I do. Sort of. My fiance's family is very friendly and very welcoming. His mother is very sweet, but his dad kind of scares me. confused His brothers and sister are alright.

But lately his mom has been kind of.. controlling? About our wedding plans.
We were looking in to getting a reception hall that we both liked, but she apparently didn't like it and decided to reserve the one that her and her husband used under MY name without telling EITHER of us. I would have been open to considering it, but to do that without even..!? I was pissed. D| But he talked her out of it and she cancled it. We're trying to be as independant as possible and pay out of pocket for as much as we can. I want both sides/parents to be a part of the planning and we understand that if they agree to help with costs, then they should have some say in it, but it's getting kind of out of control. >w< Also, I've never actually been invited to a wedding, so the first wedding I ever go to will be my own. This is harder than I thought. xD

Adding to that, she apparently hates her daughter's girlfriend and wants to secretly ask her to find an excuse not to come. But then she thought of asking said girlfriend's mom to do our wedding cake? O_o... We were like..
━━━━━━━━
Set exercise 1: Using the wedding-planning post, explain in one to three sentences why the writer agrees that parents should have some say in the planning.
Set exercise 2: Reproduce the part of the wedding-planning post starting with "I do. Sort of." and going on through "our wedding plans.".
Set exercise 3: In the wedding-planning post, what did the fiancé's mother reserve without telling either of them?

Raw data:
━━━━━━━━
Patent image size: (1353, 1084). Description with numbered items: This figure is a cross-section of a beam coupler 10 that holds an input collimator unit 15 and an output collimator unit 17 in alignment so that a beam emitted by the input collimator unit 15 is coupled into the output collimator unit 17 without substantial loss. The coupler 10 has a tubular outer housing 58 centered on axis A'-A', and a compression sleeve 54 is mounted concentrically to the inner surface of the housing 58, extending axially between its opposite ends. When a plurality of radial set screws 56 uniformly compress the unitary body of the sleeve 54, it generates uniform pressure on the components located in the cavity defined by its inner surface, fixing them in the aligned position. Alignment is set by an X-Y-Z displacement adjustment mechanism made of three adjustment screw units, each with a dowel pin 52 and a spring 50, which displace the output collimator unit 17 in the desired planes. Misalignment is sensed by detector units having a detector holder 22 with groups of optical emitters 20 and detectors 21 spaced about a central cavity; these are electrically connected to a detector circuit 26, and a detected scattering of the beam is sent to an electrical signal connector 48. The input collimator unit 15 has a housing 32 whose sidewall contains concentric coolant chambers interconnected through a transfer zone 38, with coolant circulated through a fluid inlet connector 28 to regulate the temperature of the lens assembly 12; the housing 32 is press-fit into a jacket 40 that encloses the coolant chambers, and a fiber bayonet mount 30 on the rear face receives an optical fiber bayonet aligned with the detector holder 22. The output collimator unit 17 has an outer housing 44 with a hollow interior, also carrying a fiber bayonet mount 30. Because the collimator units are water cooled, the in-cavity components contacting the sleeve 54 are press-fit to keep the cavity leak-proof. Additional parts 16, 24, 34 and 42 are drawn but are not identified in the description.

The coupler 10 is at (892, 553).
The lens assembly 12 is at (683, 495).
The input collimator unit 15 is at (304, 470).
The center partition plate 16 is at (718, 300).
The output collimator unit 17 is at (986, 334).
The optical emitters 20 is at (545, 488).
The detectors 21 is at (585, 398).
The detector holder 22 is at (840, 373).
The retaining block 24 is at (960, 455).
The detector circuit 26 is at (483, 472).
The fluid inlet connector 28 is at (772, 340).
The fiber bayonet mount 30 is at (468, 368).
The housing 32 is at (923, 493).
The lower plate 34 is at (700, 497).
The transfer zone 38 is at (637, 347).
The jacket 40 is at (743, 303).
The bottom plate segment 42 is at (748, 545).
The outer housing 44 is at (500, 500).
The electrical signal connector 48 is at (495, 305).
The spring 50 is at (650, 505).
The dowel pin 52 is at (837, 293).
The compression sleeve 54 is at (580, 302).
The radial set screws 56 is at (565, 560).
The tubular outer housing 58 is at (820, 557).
━━━━━━━━
Full output 1: The writer agrees that if the parents help with the costs, they should have some say in the planning. The writer also wants both sides to be part of the planning.

Full output 2:
I do. Sort of. My fiance's family is very friendly and very welcoming. His mother is very sweet, but his dad kind of scares me. confused His brothers and sister are alright.

But lately his mom has been kind of.. controlling? About our wedding plans.

Full output 3: She reserved the reception hall that she and her husband had used, under the writer's name.